-- Start of The records --

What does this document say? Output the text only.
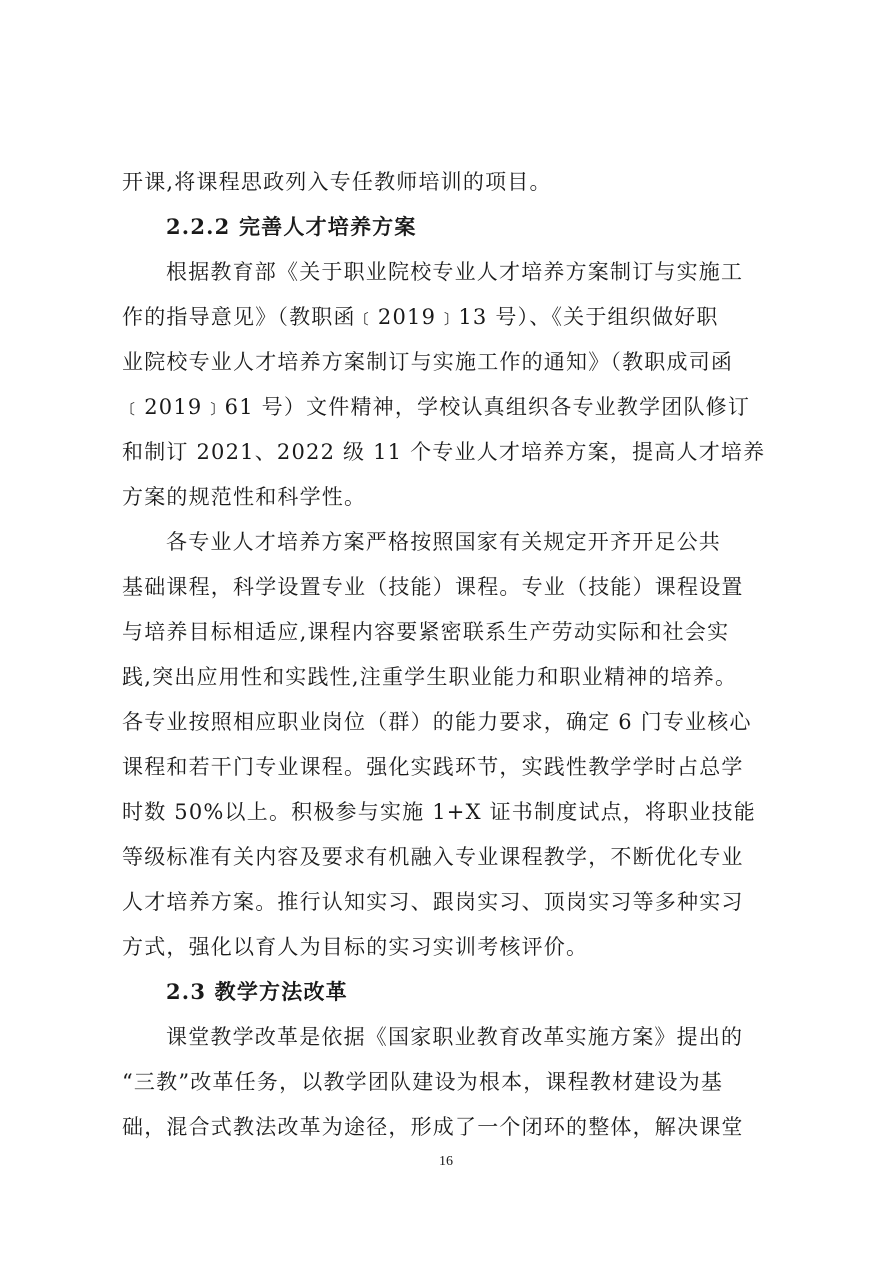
开课,将课程思政列入专任教师培训的项目。
2.2.2 完善人才培养方案
根据教育部《关于职业院校专业人才培养方案制订与实施工
作的指导意见》（教职函﹝2019﹞13 号）、《关于组织做好职
业院校专业人才培养方案制订与实施工作的通知》（教职成司函
﹝2019﹞61 号）文件精神，学校认真组织各专业教学团队修订
和制订 2021、2022 级 11 个专业人才培养方案，提高人才培养
方案的规范性和科学性。
各专业人才培养方案严格按照国家有关规定开齐开足公共
基础课程，科学设置专业（技能）课程。专业（技能）课程设置
与培养目标相适应,课程内容要紧密联系生产劳动实际和社会实
践,突出应用性和实践性,注重学生职业能力和职业精神的培养。
各专业按照相应职业岗位（群）的能力要求，确定 6 门专业核心
课程和若干门专业课程。强化实践环节，实践性教学学时占总学
时数 50%以上。积极参与实施 1+X 证书制度试点，将职业技能
等级标准有关内容及要求有机融入专业课程教学，不断优化专业
人才培养方案。推行认知实习、跟岗实习、顶岗实习等多种实习
方式，强化以育人为目标的实习实训考核评价。
2.3 教学方法改革
课堂教学改革是依据《国家职业教育改革实施方案》提出的
“三教”改革任务，以教学团队建设为根本，课程教材建设为基
础，混合式教法改革为途径，形成了一个闭环的整体，解决课堂
16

-- End of The records --

Reproduce every line precisely as given, omitting all pictures.

What does this document say? Output the text only.
开课,将课程思政列入专任教师培训的项目。
2.2.2 完善人才培养方案
根据教育部《关于职业院校专业人才培养方案制订与实施工
作的指导意见》（教职函﹝2019﹞13 号）、《关于组织做好职
业院校专业人才培养方案制订与实施工作的通知》（教职成司函
﹝2019﹞61 号）文件精神，学校认真组织各专业教学团队修订
和制订 2021、2022 级 11 个专业人才培养方案，提高人才培养
方案的规范性和科学性。
各专业人才培养方案严格按照国家有关规定开齐开足公共
基础课程，科学设置专业（技能）课程。专业（技能）课程设置
与培养目标相适应,课程内容要紧密联系生产劳动实际和社会实
践,突出应用性和实践性,注重学生职业能力和职业精神的培养。
各专业按照相应职业岗位（群）的能力要求，确定 6 门专业核心
课程和若干门专业课程。强化实践环节，实践性教学学时占总学
时数 50%以上。积极参与实施 1+X 证书制度试点，将职业技能
等级标准有关内容及要求有机融入专业课程教学，不断优化专业
人才培养方案。推行认知实习、跟岗实习、顶岗实习等多种实习
方式，强化以育人为目标的实习实训考核评价。
2.3 教学方法改革
课堂教学改革是依据《国家职业教育改革实施方案》提出的
“三教”改革任务，以教学团队建设为根本，课程教材建设为基
础，混合式教法改革为途径，形成了一个闭环的整体，解决课堂
16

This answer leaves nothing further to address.